◆ PASSAGE
···

But of course, compute cost alone is not everything. For many implementations, labor costs and support costs will also factor in as a significant cost of the solution. So, next we will look at the tools that go in to working on these serverless functions.
By local development, I mean what does it take to work on these serverless functions, if you are going to work on your local machine? This is in contrast to working in the web-based editor that each company provides. I will cover the web-based editors below.
Developing locally with Microsoft means using Visual Studio. There may be other ways to do it, but if you are already a .Net developer then you have Visual Studio. If you do, then creating functions, running, and debugging them is very simple and easy to do. It even lets you emulate azure storage locally OR connect to your azure subscription and use real Azure resources. This is amazingly simple and comes with all that you need to do local development.
It is even easy to set breakpoints in the code (just as you'd expect from any other C# development in Visual Studio). There are code templates (in VS 2019) you just select, walk through the wizard, and you are up and coding.
Also, Microsoft is clearly the cloud of choice if you are already a .Net shop and like writing C# code.
A few screen shots:
Google does not have a tool anything like Visual Studio. So if you are going to work on Google Cloud Function code locally, you will be using your favorite editor: Web Storm, Atom, etc.

···

◆ SUPPLIED INFORMATION
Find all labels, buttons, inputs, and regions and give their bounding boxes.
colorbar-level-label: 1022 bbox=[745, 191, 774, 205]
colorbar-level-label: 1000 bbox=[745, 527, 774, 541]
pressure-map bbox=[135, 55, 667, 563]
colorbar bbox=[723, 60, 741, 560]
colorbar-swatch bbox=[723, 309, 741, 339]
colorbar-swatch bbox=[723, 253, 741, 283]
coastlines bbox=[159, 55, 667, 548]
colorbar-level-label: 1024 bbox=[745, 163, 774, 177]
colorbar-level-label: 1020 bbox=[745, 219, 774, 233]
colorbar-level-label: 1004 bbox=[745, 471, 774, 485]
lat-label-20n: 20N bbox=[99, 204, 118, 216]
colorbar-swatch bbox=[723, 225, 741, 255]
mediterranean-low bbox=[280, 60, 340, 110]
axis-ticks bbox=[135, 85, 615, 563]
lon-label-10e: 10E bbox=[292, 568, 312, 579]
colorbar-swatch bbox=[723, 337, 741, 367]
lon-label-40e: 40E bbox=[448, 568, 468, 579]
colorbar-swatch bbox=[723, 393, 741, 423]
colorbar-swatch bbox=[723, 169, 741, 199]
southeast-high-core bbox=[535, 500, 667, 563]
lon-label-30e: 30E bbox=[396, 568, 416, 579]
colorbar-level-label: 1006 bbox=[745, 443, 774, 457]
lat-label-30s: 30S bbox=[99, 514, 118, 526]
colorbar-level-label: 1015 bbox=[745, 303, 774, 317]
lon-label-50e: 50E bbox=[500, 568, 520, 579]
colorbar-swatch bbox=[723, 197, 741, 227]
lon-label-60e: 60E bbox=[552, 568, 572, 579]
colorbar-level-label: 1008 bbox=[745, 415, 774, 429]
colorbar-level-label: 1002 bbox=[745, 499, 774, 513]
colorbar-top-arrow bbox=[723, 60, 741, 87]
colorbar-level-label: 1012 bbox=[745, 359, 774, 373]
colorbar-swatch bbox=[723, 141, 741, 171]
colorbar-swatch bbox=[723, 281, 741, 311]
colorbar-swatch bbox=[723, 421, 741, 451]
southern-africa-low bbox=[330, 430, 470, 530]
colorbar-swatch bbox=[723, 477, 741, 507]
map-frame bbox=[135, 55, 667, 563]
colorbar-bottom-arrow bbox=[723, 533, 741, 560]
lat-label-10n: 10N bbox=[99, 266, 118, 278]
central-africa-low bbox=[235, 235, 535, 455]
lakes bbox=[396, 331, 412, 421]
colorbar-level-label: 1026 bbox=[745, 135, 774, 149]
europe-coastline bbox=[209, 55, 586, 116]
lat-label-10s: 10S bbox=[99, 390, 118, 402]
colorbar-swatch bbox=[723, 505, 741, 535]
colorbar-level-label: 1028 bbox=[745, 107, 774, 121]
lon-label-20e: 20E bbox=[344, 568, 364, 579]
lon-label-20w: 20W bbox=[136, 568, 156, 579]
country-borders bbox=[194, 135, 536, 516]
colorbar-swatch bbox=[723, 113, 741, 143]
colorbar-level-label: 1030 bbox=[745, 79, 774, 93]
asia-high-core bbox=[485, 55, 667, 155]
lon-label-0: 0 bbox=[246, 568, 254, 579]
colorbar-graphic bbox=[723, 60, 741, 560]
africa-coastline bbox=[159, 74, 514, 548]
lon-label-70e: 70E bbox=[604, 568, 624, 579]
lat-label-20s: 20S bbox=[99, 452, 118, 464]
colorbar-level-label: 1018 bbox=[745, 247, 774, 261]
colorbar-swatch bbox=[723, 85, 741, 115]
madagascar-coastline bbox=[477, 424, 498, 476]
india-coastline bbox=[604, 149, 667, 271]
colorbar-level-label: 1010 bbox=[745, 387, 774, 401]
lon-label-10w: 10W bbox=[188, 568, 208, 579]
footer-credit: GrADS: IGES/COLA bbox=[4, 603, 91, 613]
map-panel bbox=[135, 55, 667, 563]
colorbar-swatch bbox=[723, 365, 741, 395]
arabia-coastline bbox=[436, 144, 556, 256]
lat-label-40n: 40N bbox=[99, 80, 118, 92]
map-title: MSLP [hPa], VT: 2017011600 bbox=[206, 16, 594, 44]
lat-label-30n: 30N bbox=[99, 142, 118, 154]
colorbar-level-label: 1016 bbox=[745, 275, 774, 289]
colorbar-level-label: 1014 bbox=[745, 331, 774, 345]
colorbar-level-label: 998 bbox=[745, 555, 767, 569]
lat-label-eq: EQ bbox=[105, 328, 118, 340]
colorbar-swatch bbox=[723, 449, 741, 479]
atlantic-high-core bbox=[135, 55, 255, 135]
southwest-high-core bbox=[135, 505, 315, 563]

···

◆ REQUIREMENT A
Translate this sentence from the serverless functions passage into Spanish: "Google does not have a tool anything like Visual Studio."
◆ REQUIREMENT B
Please continue the serverless functions passage from its last sentence.

◆ EXERCISE RESULT A
Google no tiene ninguna herramienta parecida a Visual Studio.

◆ EXERCISE RESULT B
The nice thing about working locally is that Google Makes this very easy through some local tools that you can install on your computer via NPM, and which can be started off with a couple simple command lines using their Functions Framework.
All in all it is very easy and works out of the box if you are used to node.js and NPM, which you should be if you are going to write Google Cloud Functions.
The truth is, I did not get it to work.
In order to do local development you need several things installed which I did not have AWS-CLI and Docker, being the two I can remember off the top of my head. I did get them both installed (eventually) and running.
I was able to run the template creation of a basic "Hello World" but when I ran it, it failed. I believe the problem was with Docker. The only online help I found with my problem was to ensure that I was running Linux and not Windows Docker containers, but I was already doing that.
I believe that it does work. And if you are more deeply enmeshed in the AWS world, you can probably get this working, without any problem. I didn't. Compared to the other two it was hard.
For the record, I had to install VS 2019 on a machine which had never had any previous version of VS on it. It took a while, as VS installs do, but everything worked exactly right, out of the box, the first time.
I spent probably 1 - 2 hours messing with local Amazon development before I gave up.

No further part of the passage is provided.